GIVEN REQUEST
Copy out each line of the listing that has the word "tissu" in it.

RECORDS
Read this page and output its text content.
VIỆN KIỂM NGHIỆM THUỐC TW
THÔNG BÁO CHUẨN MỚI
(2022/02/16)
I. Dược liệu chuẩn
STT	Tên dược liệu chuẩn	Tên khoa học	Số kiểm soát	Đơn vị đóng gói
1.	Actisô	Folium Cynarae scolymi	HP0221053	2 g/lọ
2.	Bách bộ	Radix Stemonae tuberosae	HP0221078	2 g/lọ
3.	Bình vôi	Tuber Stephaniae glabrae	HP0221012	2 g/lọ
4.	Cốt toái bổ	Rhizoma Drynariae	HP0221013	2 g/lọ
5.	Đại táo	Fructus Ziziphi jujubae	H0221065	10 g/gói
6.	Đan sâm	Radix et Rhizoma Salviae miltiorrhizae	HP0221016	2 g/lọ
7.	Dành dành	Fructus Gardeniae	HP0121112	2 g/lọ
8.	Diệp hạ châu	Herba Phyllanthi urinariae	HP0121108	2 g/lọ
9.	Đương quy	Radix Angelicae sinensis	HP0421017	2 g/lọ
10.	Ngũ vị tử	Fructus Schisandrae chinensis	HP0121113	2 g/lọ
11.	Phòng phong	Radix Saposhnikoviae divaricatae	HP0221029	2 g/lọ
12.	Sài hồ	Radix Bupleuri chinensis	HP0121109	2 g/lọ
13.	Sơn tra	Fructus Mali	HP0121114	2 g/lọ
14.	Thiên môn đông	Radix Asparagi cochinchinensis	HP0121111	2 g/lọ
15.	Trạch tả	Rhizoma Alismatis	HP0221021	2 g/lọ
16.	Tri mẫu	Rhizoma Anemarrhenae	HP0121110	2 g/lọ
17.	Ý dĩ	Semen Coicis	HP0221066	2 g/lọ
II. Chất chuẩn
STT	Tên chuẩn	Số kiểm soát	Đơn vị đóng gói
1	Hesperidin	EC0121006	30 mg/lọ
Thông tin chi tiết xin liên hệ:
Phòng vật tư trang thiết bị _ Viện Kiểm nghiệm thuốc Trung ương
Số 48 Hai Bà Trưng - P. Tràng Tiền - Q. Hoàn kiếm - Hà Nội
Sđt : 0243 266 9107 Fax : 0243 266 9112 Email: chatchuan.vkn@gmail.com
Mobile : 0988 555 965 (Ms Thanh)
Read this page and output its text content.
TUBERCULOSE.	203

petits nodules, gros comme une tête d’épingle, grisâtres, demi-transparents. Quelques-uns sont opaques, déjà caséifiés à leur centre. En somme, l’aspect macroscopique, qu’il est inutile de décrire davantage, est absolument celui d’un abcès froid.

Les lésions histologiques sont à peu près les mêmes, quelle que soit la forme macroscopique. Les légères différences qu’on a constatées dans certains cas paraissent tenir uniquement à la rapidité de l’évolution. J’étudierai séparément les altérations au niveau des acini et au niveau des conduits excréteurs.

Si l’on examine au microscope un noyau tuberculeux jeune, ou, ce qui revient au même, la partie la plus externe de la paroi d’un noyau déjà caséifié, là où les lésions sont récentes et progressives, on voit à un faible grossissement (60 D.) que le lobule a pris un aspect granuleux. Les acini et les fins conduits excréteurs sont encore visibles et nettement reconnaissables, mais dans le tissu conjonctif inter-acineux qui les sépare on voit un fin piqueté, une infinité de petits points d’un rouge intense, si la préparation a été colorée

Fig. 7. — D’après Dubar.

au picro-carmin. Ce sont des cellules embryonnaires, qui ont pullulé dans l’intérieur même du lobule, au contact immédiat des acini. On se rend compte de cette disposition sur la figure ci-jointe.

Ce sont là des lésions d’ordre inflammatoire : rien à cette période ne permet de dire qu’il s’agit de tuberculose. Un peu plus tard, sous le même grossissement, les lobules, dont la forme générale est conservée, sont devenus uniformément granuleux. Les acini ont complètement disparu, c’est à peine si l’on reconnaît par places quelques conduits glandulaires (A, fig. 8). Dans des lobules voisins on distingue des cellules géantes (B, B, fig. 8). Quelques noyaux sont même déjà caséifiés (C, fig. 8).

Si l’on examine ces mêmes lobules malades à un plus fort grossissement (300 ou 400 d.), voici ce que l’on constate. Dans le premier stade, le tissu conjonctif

SOLUTION
Si l’on examine au microscope un noyau tuberculeux jeune, ou, ce qui revient au même, la partie la plus externe de la paroi d’un noyau déjà caséifié, là où les lésions sont récentes et progressives, on voit à un faible grossissement (60 D.) que le lobule a pris un aspect granuleux. Les acini et les fins conduits excréteurs sont encore visibles et nettement reconnaissables, mais dans le tissu conjonctif inter-acineux qui les sépare on voit un fin piqueté, une infinité de petits points d’un rouge intense, si la préparation a été colorée
Si l’on examine ces mêmes lobules malades à un plus fort grossissement (300 ou 400 d.), voici ce que l’on constate. Dans le premier stade, le tissu conjonctif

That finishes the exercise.